Given problem: Extract the lines that hold the string "busstur".

[Records from a data source]
§ §
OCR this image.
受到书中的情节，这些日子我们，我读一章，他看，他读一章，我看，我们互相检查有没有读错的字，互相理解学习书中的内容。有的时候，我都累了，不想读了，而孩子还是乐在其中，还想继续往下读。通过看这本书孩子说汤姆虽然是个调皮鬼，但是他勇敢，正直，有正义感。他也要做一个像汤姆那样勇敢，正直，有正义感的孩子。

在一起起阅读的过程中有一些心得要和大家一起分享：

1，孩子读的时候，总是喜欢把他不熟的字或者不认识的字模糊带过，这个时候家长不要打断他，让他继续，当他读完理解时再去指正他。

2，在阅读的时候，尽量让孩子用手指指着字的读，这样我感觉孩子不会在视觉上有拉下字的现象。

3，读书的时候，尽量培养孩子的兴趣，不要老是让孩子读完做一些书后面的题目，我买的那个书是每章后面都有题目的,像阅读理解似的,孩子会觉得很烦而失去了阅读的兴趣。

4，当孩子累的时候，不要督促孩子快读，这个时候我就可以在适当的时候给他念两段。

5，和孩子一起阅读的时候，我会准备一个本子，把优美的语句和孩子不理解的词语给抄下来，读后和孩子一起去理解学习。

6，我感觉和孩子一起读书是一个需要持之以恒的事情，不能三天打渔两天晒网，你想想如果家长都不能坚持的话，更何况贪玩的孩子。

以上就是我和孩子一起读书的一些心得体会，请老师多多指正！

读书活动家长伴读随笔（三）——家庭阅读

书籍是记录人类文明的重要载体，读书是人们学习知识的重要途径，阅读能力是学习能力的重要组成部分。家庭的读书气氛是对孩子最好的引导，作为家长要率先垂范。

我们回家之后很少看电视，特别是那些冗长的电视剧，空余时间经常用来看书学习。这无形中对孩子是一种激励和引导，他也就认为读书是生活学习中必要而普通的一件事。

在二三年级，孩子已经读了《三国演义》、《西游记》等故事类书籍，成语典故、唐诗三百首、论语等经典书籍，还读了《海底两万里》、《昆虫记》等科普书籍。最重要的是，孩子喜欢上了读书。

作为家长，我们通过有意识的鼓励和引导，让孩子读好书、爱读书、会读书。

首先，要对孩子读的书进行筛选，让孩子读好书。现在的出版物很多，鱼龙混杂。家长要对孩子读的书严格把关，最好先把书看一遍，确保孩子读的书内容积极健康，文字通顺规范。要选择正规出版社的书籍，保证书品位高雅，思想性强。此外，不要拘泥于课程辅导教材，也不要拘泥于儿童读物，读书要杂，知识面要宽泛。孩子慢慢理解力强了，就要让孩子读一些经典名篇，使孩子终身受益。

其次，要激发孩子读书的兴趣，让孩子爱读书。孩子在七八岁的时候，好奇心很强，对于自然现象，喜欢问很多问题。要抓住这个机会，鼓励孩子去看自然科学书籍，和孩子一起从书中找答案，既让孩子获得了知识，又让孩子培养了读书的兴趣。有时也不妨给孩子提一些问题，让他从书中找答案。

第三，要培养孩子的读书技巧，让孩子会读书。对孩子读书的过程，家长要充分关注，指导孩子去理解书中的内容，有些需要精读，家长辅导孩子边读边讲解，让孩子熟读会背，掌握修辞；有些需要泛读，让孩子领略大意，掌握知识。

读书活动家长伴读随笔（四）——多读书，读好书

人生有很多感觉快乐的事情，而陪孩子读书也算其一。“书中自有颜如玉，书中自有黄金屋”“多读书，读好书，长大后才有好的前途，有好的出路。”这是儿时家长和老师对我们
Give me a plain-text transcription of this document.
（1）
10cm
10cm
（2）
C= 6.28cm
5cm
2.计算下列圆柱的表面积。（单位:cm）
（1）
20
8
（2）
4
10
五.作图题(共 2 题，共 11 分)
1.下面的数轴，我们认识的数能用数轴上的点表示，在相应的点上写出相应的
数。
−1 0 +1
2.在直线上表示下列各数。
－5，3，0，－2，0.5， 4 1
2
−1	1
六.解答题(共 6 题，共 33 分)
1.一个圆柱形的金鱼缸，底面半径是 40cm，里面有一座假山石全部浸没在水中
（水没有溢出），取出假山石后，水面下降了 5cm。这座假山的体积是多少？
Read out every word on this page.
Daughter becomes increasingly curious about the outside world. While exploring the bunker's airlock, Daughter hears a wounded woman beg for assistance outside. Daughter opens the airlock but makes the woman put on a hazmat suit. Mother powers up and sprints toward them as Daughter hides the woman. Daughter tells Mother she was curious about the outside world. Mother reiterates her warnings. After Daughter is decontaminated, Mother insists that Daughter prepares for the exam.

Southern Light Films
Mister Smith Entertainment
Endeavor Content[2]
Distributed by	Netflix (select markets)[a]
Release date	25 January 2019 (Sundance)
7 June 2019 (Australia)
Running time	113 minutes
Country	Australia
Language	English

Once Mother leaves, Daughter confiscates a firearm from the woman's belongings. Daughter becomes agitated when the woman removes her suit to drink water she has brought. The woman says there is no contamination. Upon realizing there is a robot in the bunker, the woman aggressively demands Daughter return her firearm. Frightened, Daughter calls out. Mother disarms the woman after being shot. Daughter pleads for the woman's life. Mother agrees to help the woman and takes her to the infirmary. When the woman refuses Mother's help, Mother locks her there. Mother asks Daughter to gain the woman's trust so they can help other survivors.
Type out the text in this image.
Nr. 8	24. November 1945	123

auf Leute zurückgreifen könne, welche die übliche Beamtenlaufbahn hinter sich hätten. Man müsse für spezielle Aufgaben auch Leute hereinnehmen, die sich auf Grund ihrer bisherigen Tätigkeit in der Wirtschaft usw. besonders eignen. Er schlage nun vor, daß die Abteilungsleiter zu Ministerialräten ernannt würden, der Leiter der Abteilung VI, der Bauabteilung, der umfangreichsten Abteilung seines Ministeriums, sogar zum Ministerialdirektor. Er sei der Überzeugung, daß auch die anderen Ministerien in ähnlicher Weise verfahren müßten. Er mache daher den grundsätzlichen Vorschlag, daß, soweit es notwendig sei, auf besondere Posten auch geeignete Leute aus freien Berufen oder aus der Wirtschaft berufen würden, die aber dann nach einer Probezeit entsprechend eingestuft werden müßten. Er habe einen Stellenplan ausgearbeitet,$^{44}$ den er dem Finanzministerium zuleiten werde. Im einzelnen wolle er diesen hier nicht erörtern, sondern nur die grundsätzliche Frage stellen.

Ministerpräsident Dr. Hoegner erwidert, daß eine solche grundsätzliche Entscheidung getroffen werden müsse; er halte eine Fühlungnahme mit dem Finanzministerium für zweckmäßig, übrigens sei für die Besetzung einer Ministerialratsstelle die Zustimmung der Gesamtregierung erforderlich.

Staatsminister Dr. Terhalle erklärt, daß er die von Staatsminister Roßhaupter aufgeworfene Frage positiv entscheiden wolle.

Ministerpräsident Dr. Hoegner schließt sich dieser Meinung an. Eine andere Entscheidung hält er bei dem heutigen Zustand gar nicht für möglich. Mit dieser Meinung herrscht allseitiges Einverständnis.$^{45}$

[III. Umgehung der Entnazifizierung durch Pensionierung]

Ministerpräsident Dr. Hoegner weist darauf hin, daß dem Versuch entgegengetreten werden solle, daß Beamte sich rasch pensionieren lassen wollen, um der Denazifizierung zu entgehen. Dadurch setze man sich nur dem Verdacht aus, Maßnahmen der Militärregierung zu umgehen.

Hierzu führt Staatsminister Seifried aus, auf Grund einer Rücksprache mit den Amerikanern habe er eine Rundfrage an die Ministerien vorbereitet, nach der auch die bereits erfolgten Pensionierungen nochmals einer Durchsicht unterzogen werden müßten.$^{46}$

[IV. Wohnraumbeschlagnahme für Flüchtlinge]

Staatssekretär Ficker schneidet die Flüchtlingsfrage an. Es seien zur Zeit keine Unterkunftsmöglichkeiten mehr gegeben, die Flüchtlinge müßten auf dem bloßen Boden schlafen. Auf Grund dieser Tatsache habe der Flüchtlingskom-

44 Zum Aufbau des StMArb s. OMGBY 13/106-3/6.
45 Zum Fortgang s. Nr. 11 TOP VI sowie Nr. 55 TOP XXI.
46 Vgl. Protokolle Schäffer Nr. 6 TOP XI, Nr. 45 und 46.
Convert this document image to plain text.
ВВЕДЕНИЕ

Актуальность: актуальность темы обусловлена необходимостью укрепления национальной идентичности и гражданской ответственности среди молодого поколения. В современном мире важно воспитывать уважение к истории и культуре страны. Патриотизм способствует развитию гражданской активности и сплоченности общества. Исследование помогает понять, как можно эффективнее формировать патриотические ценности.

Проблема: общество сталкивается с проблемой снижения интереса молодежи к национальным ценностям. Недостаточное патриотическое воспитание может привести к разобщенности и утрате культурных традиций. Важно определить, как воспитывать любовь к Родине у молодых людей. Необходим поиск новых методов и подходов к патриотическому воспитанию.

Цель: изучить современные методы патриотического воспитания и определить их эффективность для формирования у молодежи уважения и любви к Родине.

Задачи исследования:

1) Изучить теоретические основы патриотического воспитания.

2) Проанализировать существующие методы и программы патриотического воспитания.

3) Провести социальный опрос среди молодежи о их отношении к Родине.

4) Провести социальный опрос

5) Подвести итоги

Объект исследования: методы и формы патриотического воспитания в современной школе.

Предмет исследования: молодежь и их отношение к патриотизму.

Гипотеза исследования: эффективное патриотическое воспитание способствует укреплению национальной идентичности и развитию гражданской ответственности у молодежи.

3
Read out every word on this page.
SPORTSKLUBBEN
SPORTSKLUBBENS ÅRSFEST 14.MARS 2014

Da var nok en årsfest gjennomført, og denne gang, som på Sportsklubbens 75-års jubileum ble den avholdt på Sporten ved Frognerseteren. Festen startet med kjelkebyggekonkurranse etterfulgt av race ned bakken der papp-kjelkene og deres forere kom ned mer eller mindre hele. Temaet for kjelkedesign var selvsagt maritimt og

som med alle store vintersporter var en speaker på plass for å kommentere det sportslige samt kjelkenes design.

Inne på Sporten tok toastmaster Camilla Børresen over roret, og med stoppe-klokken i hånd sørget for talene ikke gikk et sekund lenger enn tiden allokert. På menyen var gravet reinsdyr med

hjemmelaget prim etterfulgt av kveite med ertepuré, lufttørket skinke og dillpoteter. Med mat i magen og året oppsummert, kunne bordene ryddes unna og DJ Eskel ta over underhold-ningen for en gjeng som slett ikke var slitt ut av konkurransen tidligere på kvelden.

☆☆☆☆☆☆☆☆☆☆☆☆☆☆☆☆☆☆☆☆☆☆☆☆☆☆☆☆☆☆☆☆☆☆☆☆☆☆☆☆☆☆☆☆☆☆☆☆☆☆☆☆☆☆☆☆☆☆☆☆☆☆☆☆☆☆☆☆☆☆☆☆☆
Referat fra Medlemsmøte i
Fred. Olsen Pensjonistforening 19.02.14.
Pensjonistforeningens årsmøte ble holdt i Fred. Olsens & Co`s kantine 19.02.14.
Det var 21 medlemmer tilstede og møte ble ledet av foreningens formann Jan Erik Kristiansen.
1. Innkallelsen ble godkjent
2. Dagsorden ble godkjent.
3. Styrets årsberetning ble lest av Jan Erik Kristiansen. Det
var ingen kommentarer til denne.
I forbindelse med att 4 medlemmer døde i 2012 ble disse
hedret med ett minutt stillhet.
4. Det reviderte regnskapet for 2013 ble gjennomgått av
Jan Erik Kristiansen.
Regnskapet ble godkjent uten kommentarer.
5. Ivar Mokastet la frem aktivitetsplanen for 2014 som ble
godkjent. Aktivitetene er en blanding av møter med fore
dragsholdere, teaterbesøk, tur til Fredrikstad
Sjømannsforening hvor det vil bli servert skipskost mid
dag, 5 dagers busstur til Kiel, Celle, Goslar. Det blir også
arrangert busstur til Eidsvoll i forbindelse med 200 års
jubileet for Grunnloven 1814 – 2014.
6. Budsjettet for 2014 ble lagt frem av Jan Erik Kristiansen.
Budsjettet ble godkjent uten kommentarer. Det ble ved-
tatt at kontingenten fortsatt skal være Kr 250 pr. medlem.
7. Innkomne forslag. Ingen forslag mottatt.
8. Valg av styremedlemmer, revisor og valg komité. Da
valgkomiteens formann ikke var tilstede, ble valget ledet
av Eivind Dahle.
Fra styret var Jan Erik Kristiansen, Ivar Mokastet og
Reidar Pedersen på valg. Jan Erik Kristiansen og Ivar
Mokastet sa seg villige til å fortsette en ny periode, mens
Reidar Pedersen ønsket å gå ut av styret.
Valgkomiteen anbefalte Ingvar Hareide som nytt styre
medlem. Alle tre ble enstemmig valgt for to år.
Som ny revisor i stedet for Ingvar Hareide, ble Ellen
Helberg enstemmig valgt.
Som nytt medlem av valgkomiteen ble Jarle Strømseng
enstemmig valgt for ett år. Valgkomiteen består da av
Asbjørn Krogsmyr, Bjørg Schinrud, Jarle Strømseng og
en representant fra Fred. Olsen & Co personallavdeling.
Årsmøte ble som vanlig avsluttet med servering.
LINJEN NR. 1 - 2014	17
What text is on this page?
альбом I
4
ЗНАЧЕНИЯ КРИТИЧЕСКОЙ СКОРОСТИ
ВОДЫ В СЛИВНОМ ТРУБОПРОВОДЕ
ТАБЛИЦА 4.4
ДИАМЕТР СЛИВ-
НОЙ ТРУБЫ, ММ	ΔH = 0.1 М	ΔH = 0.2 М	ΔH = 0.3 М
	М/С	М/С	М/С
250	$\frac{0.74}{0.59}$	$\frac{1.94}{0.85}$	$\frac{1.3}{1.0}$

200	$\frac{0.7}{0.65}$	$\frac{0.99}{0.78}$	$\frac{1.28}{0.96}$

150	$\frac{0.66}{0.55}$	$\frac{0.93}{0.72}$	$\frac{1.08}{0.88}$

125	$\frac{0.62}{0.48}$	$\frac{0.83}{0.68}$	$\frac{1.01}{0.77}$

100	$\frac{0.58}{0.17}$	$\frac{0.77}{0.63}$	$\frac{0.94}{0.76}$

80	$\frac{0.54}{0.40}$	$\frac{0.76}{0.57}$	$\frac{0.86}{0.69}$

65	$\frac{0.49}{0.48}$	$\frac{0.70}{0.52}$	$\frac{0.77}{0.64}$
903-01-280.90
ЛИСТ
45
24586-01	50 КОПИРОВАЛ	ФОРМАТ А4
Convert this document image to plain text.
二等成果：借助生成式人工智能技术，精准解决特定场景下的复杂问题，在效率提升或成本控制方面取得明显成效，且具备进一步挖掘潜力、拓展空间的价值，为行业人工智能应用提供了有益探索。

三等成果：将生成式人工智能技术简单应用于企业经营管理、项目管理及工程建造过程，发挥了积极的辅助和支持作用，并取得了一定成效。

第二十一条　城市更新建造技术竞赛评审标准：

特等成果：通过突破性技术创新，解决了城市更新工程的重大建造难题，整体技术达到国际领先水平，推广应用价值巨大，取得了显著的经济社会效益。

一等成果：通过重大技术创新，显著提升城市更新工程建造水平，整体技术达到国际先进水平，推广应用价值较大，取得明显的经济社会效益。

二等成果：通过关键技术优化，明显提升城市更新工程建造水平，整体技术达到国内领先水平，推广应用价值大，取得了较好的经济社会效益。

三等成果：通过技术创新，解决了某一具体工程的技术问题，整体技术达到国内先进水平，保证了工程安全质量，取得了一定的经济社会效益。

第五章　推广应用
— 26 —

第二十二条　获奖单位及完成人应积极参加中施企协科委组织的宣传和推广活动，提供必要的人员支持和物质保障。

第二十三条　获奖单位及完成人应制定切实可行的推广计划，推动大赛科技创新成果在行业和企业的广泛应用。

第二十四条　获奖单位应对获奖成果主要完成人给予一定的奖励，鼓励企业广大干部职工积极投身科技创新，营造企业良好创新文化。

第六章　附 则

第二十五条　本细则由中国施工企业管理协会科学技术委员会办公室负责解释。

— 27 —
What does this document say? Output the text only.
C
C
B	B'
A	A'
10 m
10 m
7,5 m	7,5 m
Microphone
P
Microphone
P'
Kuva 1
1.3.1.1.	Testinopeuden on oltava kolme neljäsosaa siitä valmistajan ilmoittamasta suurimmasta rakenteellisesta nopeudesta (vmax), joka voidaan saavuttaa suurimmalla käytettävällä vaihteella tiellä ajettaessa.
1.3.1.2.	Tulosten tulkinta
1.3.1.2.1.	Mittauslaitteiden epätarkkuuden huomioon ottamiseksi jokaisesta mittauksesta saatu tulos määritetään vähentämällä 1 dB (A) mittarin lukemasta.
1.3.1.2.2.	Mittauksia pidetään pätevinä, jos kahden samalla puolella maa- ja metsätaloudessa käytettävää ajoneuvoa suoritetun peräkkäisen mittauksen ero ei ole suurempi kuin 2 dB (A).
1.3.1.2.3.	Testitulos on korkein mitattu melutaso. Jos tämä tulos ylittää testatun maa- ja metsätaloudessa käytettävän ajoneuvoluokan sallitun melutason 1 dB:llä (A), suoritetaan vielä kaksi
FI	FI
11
§ §
Expected answer:
dag, 5 dagers busstur til Kiel, Celle, Goslar. Det blir også
arrangert busstur til Eidsvoll i forbindelse med 200 års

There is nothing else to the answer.